-- Start of EXCERPTED RECORDS --
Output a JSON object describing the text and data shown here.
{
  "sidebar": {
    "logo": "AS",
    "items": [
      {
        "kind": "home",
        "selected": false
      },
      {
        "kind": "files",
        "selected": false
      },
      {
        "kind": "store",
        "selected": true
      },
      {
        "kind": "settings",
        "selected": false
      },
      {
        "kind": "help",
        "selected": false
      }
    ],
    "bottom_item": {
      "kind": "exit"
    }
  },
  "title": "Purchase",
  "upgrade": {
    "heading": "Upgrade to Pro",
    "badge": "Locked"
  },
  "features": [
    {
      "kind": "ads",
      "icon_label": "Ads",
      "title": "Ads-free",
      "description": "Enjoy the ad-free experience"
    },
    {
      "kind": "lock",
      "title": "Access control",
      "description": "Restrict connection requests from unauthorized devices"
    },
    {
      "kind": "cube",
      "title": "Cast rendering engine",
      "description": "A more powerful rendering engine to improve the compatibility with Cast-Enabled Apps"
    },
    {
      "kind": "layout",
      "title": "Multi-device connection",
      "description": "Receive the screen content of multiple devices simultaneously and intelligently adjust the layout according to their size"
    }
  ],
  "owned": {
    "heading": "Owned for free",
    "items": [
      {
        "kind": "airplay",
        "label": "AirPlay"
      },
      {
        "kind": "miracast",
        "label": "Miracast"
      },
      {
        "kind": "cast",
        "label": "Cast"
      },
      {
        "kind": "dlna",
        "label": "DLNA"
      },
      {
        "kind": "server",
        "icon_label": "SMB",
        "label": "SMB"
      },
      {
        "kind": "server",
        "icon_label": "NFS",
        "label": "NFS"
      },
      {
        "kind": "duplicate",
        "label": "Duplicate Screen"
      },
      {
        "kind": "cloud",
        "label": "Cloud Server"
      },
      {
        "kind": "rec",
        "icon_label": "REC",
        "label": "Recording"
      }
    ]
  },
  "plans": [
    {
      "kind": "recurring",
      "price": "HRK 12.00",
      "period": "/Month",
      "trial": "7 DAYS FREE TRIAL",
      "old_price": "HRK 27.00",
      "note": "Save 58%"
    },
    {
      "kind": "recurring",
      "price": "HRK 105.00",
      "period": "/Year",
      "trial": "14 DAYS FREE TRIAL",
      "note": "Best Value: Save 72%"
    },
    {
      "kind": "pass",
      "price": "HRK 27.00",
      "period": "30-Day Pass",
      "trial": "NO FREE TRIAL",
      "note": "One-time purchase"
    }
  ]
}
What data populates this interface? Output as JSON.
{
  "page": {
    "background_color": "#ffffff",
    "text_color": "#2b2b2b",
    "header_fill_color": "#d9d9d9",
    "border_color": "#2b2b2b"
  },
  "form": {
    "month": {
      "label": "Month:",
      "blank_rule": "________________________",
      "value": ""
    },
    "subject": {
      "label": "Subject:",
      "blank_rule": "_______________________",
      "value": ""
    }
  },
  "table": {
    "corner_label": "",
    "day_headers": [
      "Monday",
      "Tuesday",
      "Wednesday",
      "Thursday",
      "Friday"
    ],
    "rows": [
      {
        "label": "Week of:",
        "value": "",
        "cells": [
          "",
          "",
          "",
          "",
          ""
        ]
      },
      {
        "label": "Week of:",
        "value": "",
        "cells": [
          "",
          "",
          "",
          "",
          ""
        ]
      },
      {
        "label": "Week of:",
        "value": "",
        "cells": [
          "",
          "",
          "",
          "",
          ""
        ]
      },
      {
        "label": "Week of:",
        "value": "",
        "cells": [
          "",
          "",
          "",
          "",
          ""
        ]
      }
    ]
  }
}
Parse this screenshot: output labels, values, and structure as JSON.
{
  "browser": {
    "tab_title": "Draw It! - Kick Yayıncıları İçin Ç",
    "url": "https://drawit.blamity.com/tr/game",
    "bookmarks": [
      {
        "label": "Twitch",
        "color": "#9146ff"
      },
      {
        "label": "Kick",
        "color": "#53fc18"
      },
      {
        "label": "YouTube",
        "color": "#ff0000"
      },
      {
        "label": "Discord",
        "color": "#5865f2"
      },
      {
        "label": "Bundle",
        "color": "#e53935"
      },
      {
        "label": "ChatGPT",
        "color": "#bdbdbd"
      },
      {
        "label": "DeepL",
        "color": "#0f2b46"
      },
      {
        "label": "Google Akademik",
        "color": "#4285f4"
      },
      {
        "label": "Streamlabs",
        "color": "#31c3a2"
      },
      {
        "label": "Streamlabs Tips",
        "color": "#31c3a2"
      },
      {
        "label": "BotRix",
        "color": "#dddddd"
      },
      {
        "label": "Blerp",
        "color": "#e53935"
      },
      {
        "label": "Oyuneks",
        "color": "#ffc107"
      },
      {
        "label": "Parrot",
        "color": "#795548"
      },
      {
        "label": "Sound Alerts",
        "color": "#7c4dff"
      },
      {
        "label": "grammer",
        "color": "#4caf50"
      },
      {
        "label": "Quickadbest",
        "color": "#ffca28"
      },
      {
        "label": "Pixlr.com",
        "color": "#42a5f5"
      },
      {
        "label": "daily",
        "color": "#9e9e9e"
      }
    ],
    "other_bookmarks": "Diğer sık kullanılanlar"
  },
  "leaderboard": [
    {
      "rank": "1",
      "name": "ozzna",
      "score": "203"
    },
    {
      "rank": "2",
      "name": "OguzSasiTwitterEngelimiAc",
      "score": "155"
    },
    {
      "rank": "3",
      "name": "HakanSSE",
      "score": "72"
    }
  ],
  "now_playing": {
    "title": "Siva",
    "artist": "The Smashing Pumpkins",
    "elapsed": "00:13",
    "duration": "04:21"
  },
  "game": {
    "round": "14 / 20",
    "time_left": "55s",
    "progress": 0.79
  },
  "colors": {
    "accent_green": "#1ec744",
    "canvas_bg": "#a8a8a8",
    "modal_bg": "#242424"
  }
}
-- End of EXCERPTED RECORDS --
Wherever the string "Kick" appears in the entries above, list that line.

▶ [WORKED ANSWER]:
    "tab_title": "Draw It! - Kick Yayıncıları İçin Ç",
        "label": "Kick",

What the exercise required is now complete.